[RECORDS FOR THIS TASK]
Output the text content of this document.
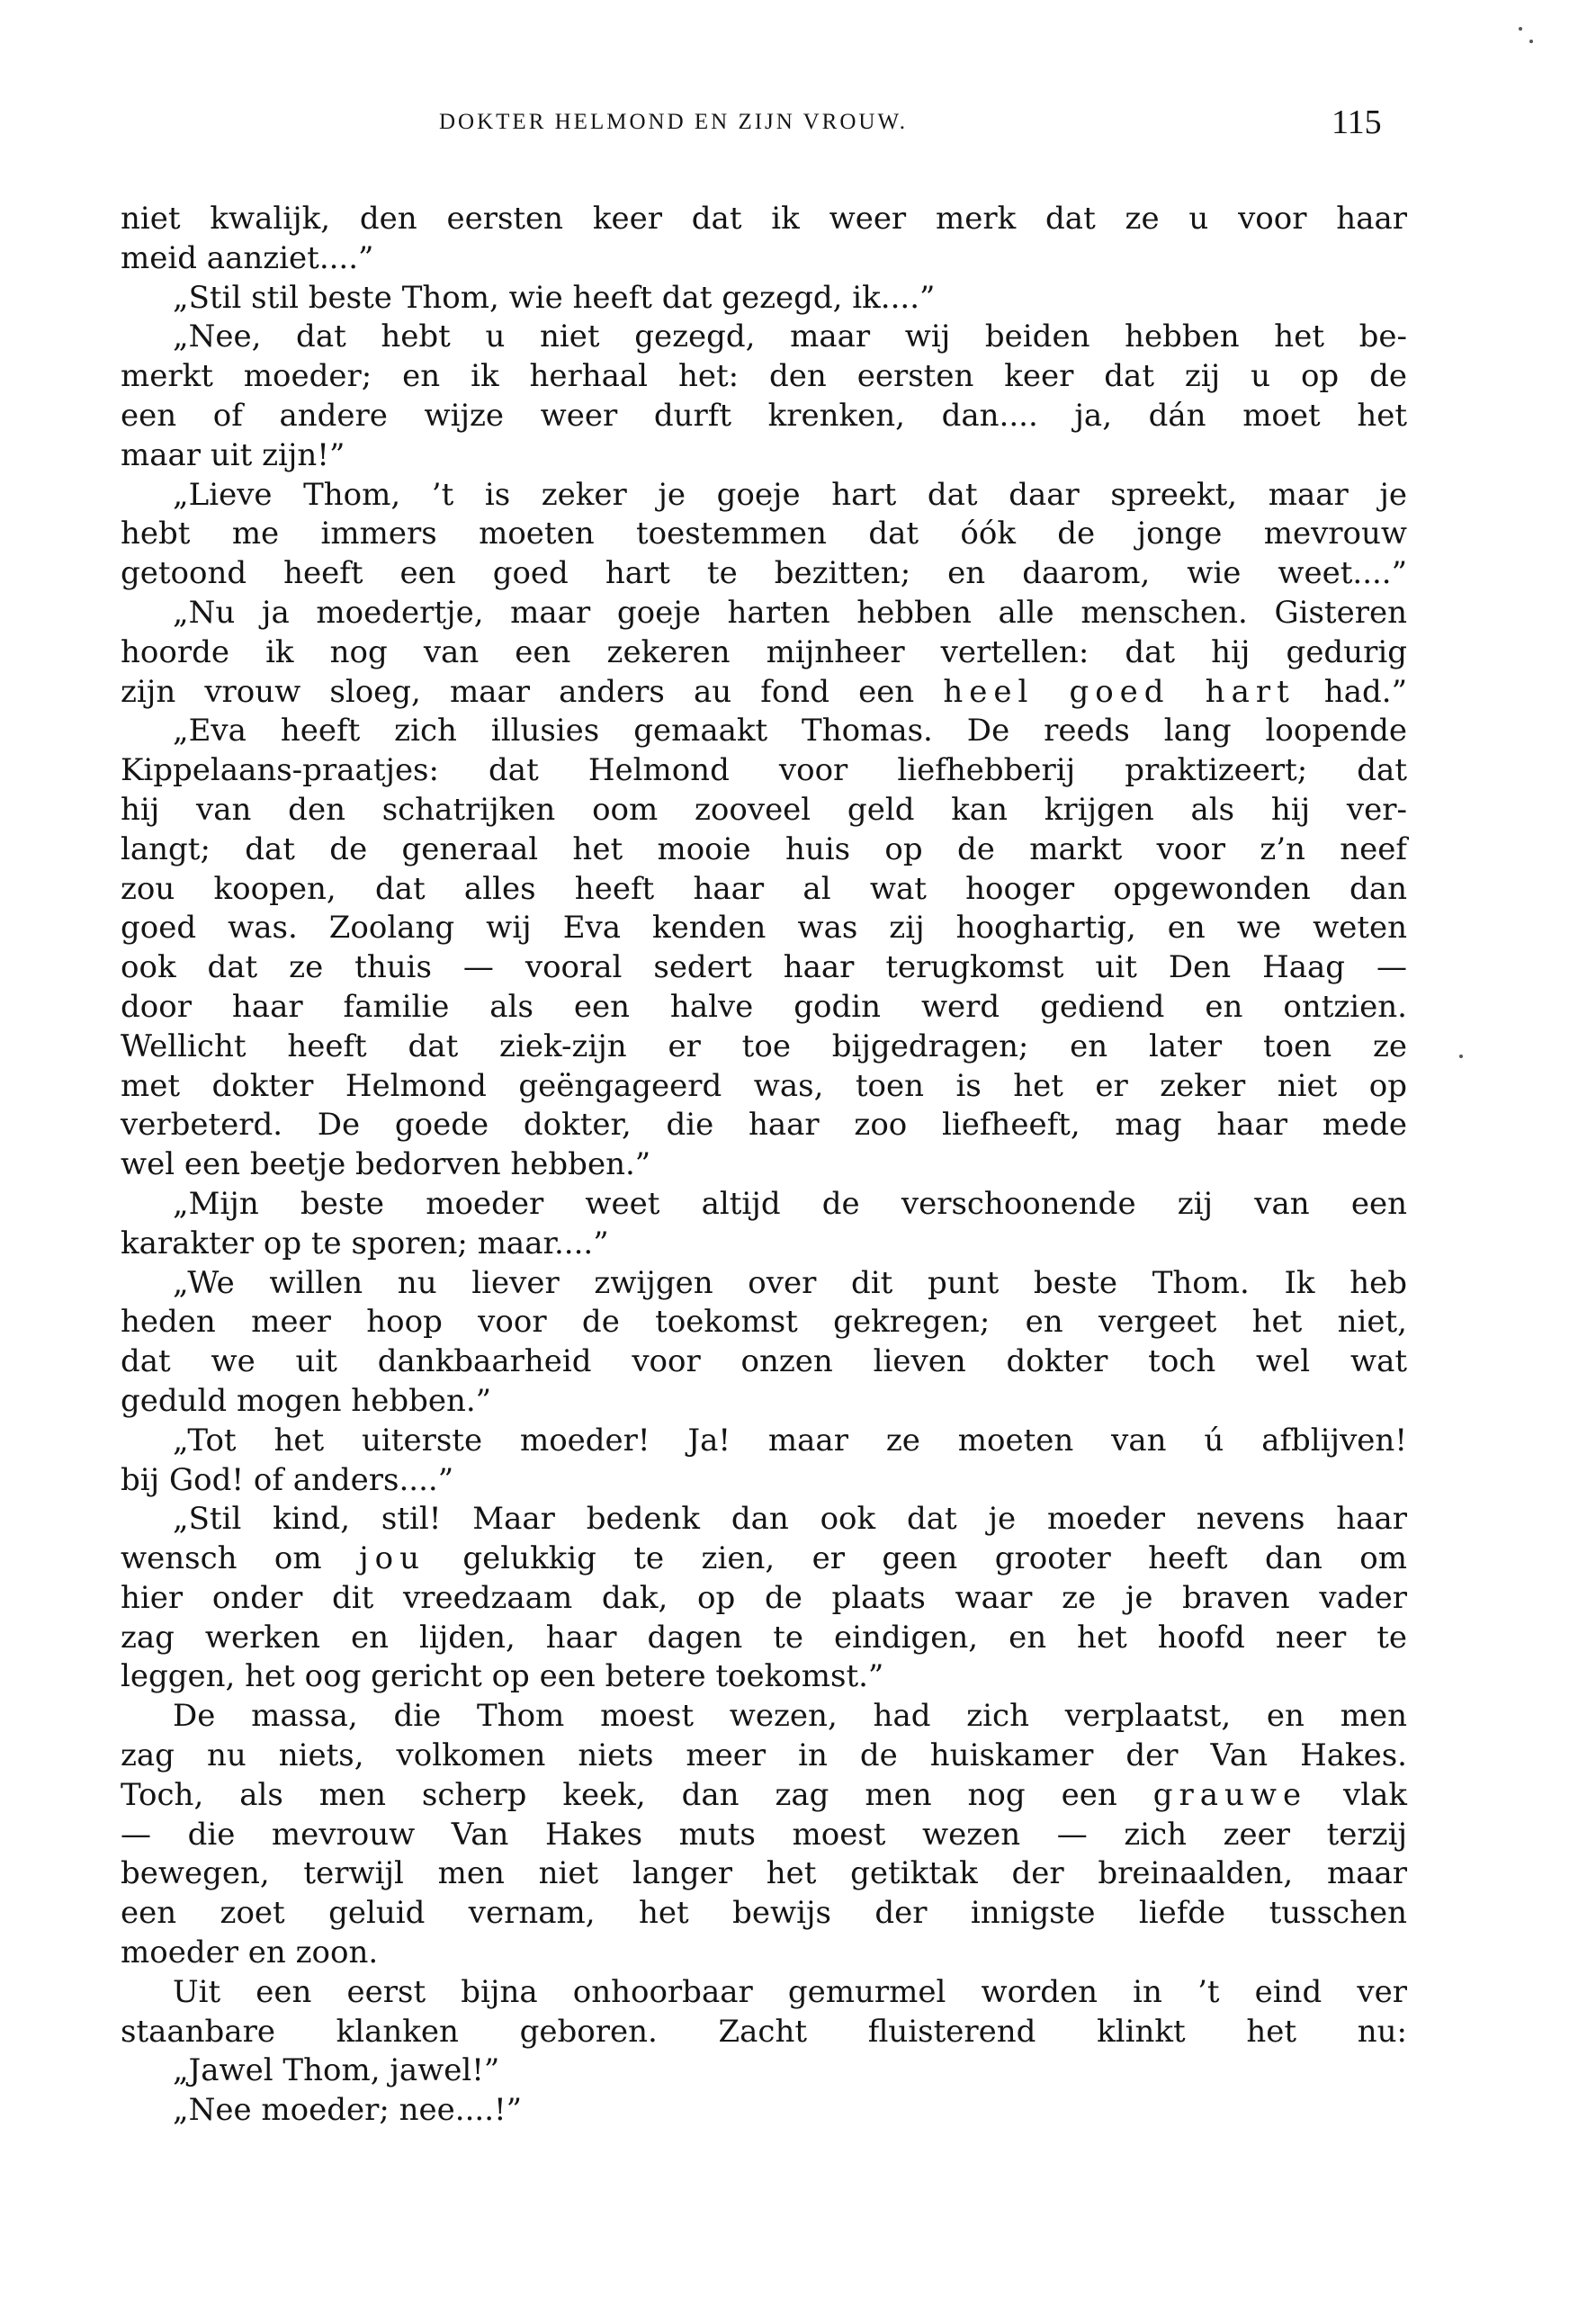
DOKTER HELMOND EN ZIJN VROUW.	115
niet kwalijk, den eersten keer dat ik weer merk dat ze u voor haar
meid aanziet....”
„Stil stil beste Thom, wie heeft dat gezegd, ik....”
„Nee, dat hebt u niet gezegd, maar wij beiden hebben het be-
merkt moeder; en ik herhaal het: den eersten keer dat zij u op de
een of andere wijze weer durft krenken, dan.... ja, dán moet het
maar uit zijn!”
„Lieve Thom, ’t is zeker je goeje hart dat daar spreekt, maar je
hebt me immers moeten toestemmen dat óók de jonge mevrouw
getoond heeft een goed hart te bezitten; en daarom, wie weet....”
„Nu ja moedertje, maar goeje harten hebben alle menschen. Gisteren
hoorde ik nog van een zekeren mijnheer vertellen: dat hij gedurig
zijn vrouw sloeg, maar anders au fond een heel goed hart had.”
„Eva heeft zich illusies gemaakt Thomas. De reeds lang loopende
Kippelaans-praatjes: dat Helmond voor liefhebberij praktizeert; dat
hij van den schatrijken oom zooveel geld kan krijgen als hij ver-
langt; dat de generaal het mooie huis op de markt voor z’n neef
zou koopen, dat alles heeft haar al wat hooger opgewonden dan
goed was. Zoolang wij Eva kenden was zij hooghartig, en we weten
ook dat ze thuis — vooral sedert haar terugkomst uit Den Haag —
door haar familie als een halve godin werd gediend en ontzien.
Wellicht heeft dat ziek-zijn er toe bijgedragen; en later toen ze
met dokter Helmond geëngageerd was, toen is het er zeker niet op
verbeterd. De goede dokter, die haar zoo liefheeft, mag haar mede
wel een beetje bedorven hebben.”
„Mijn beste moeder weet altijd de verschoonende zij van een
karakter op te sporen; maar....”
„We willen nu liever zwijgen over dit punt beste Thom. Ik heb
heden meer hoop voor de toekomst gekregen; en vergeet het niet,
dat we uit dankbaarheid voor onzen lieven dokter toch wel wat
geduld mogen hebben.”
„Tot het uiterste moeder! Ja! maar ze moeten van ú afblijven!
bij God! of anders....”
„Stil kind, stil! Maar bedenk dan ook dat je moeder nevens haar
wensch om jou gelukkig te zien, er geen grooter heeft dan om
hier onder dit vreedzaam dak, op de plaats waar ze je braven vader
zag werken en lijden, haar dagen te eindigen, en het hoofd neer te
leggen, het oog gericht op een betere toekomst.”
De massa, die Thom moest wezen, had zich verplaatst, en men
zag nu niets, volkomen niets meer in de huiskamer der Van Hakes.
Toch, als men scherp keek, dan zag men nog een grauwe vlak
— die mevrouw Van Hakes muts moest wezen — zich zeer terzij
bewegen, terwijl men niet langer het getiktak der breinaalden, maar
een zoet geluid vernam, het bewijs der innigste liefde tusschen
moeder en zoon.
Uit een eerst bijna onhoorbaar gemurmel worden in ’t eind ver
staanbare klanken geboren. Zacht fluisterend klinkt het nu:
„Jawel Thom, jawel!”
„Nee moeder; nee....!”
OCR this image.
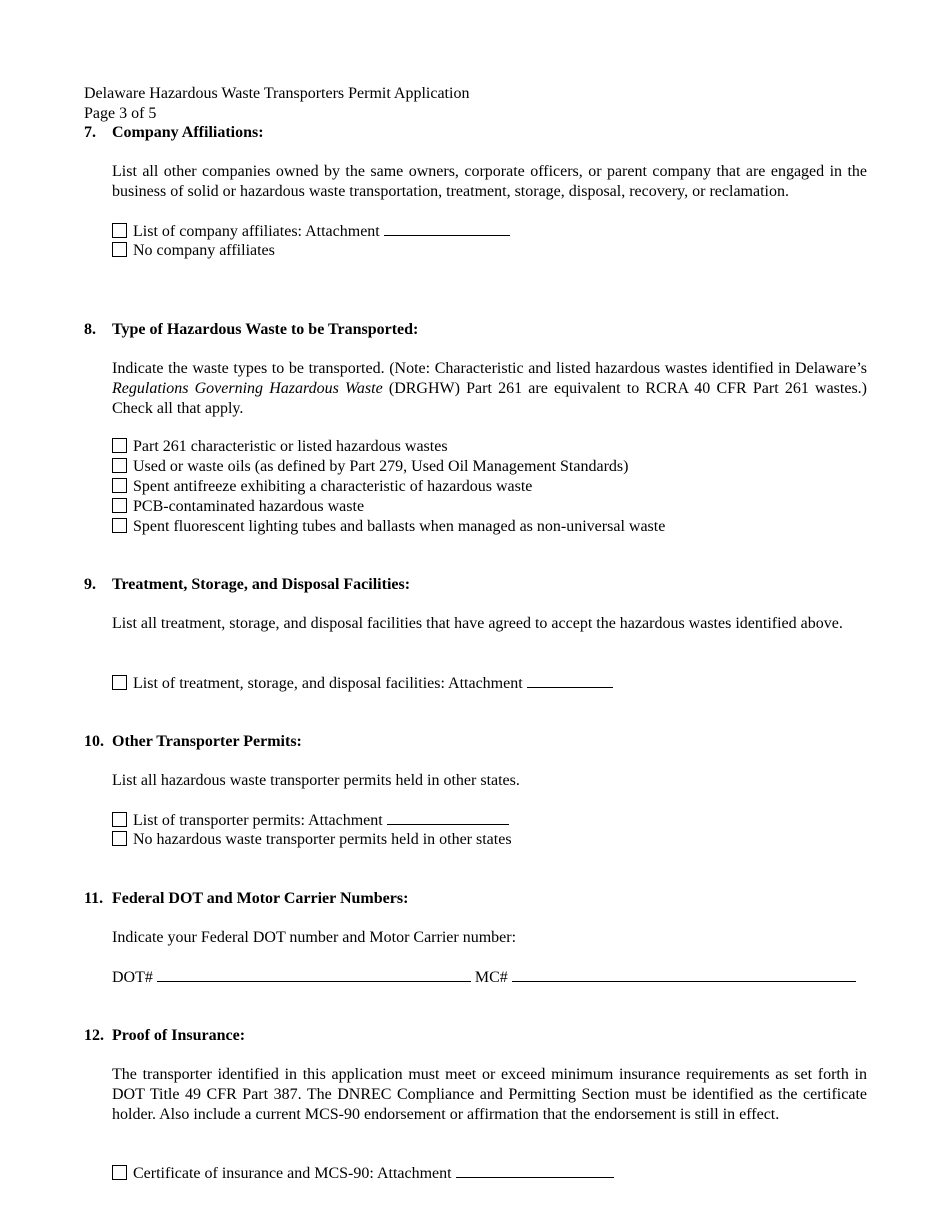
Delaware Hazardous Waste Transporters Permit Application
Page 3 of 5
7. Company Affiliations:
List all other companies owned by the same owners, corporate officers, or parent company that are engaged in the business of solid or hazardous waste transportation, treatment, storage, disposal, recovery, or reclamation.
List of company affiliates: Attachment
No company affiliates
8. Type of Hazardous Waste to be Transported:
Indicate the waste types to be transported. (Note: Characteristic and listed hazardous wastes identified in Delaware’s Regulations Governing Hazardous Waste (DRGHW) Part 261 are equivalent to RCRA 40 CFR Part 261 wastes.) Check all that apply.
Part 261 characteristic or listed hazardous wastes
Used or waste oils (as defined by Part 279, Used Oil Management Standards)
Spent antifreeze exhibiting a characteristic of hazardous waste
PCB-contaminated hazardous waste
Spent fluorescent lighting tubes and ballasts when managed as non-universal waste
9. Treatment, Storage, and Disposal Facilities:
List all treatment, storage, and disposal facilities that have agreed to accept the hazardous wastes identified above.
List of treatment, storage, and disposal facilities: Attachment
10. Other Transporter Permits:
List all hazardous waste transporter permits held in other states.
List of transporter permits: Attachment
No hazardous waste transporter permits held in other states
11. Federal DOT and Motor Carrier Numbers:
Indicate your Federal DOT number and Motor Carrier number:
DOT#	MC#
12. Proof of Insurance:
The transporter identified in this application must meet or exceed minimum insurance requirements as set forth in DOT Title 49 CFR Part 387. The DNREC Compliance and Permitting Section must be identified as the certificate holder. Also include a current MCS-90 endorsement or affirmation that the endorsement is still in effect.
Certificate of insurance and MCS-90: Attachment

[TASK INSTRUCTIONS]
Strip the images and reproduce the remaining records precisely.

[SOLUTION TO THIS TASK]
Output the text content of this document.
DOKTER HELMOND EN ZIJN VROUW.	115
niet kwalijk, den eersten keer dat ik weer merk dat ze u voor haar
meid aanziet....”
„Stil stil beste Thom, wie heeft dat gezegd, ik....”
„Nee, dat hebt u niet gezegd, maar wij beiden hebben het be-
merkt moeder; en ik herhaal het: den eersten keer dat zij u op de
een of andere wijze weer durft krenken, dan.... ja, dán moet het
maar uit zijn!”
„Lieve Thom, ’t is zeker je goeje hart dat daar spreekt, maar je
hebt me immers moeten toestemmen dat óók de jonge mevrouw
getoond heeft een goed hart te bezitten; en daarom, wie weet....”
„Nu ja moedertje, maar goeje harten hebben alle menschen. Gisteren
hoorde ik nog van een zekeren mijnheer vertellen: dat hij gedurig
zijn vrouw sloeg, maar anders au fond een heel goed hart had.”
„Eva heeft zich illusies gemaakt Thomas. De reeds lang loopende
Kippelaans-praatjes: dat Helmond voor liefhebberij praktizeert; dat
hij van den schatrijken oom zooveel geld kan krijgen als hij ver-
langt; dat de generaal het mooie huis op de markt voor z’n neef
zou koopen, dat alles heeft haar al wat hooger opgewonden dan
goed was. Zoolang wij Eva kenden was zij hooghartig, en we weten
ook dat ze thuis — vooral sedert haar terugkomst uit Den Haag —
door haar familie als een halve godin werd gediend en ontzien.
Wellicht heeft dat ziek-zijn er toe bijgedragen; en later toen ze
met dokter Helmond geëngageerd was, toen is het er zeker niet op
verbeterd. De goede dokter, die haar zoo liefheeft, mag haar mede
wel een beetje bedorven hebben.”
„Mijn beste moeder weet altijd de verschoonende zij van een
karakter op te sporen; maar....”
„We willen nu liever zwijgen over dit punt beste Thom. Ik heb
heden meer hoop voor de toekomst gekregen; en vergeet het niet,
dat we uit dankbaarheid voor onzen lieven dokter toch wel wat
geduld mogen hebben.”
„Tot het uiterste moeder! Ja! maar ze moeten van ú afblijven!
bij God! of anders....”
„Stil kind, stil! Maar bedenk dan ook dat je moeder nevens haar
wensch om jou gelukkig te zien, er geen grooter heeft dan om
hier onder dit vreedzaam dak, op de plaats waar ze je braven vader
zag werken en lijden, haar dagen te eindigen, en het hoofd neer te
leggen, het oog gericht op een betere toekomst.”
De massa, die Thom moest wezen, had zich verplaatst, en men
zag nu niets, volkomen niets meer in de huiskamer der Van Hakes.
Toch, als men scherp keek, dan zag men nog een grauwe vlak
— die mevrouw Van Hakes muts moest wezen — zich zeer terzij
bewegen, terwijl men niet langer het getiktak der breinaalden, maar
een zoet geluid vernam, het bewijs der innigste liefde tusschen
moeder en zoon.
Uit een eerst bijna onhoorbaar gemurmel worden in ’t eind ver
staanbare klanken geboren. Zacht fluisterend klinkt het nu:
„Jawel Thom, jawel!”
„Nee moeder; nee....!”
OCR this image.
Delaware Hazardous Waste Transporters Permit Application
Page 3 of 5
7. Company Affiliations:
List all other companies owned by the same owners, corporate officers, or parent company that are engaged in the business of solid or hazardous waste transportation, treatment, storage, disposal, recovery, or reclamation.
List of company affiliates: Attachment
No company affiliates
8. Type of Hazardous Waste to be Transported:
Indicate the waste types to be transported. (Note: Characteristic and listed hazardous wastes identified in Delaware’s Regulations Governing Hazardous Waste (DRGHW) Part 261 are equivalent to RCRA 40 CFR Part 261 wastes.) Check all that apply.
Part 261 characteristic or listed hazardous wastes
Used or waste oils (as defined by Part 279, Used Oil Management Standards)
Spent antifreeze exhibiting a characteristic of hazardous waste
PCB-contaminated hazardous waste
Spent fluorescent lighting tubes and ballasts when managed as non-universal waste
9. Treatment, Storage, and Disposal Facilities:
List all treatment, storage, and disposal facilities that have agreed to accept the hazardous wastes identified above.
List of treatment, storage, and disposal facilities: Attachment
10. Other Transporter Permits:
List all hazardous waste transporter permits held in other states.
List of transporter permits: Attachment
No hazardous waste transporter permits held in other states
11. Federal DOT and Motor Carrier Numbers:
Indicate your Federal DOT number and Motor Carrier number:
DOT#	MC#
12. Proof of Insurance:
The transporter identified in this application must meet or exceed minimum insurance requirements as set forth in DOT Title 49 CFR Part 387. The DNREC Compliance and Permitting Section must be identified as the certificate holder. Also include a current MCS-90 endorsement or affirmation that the endorsement is still in effect.
Certificate of insurance and MCS-90: Attachment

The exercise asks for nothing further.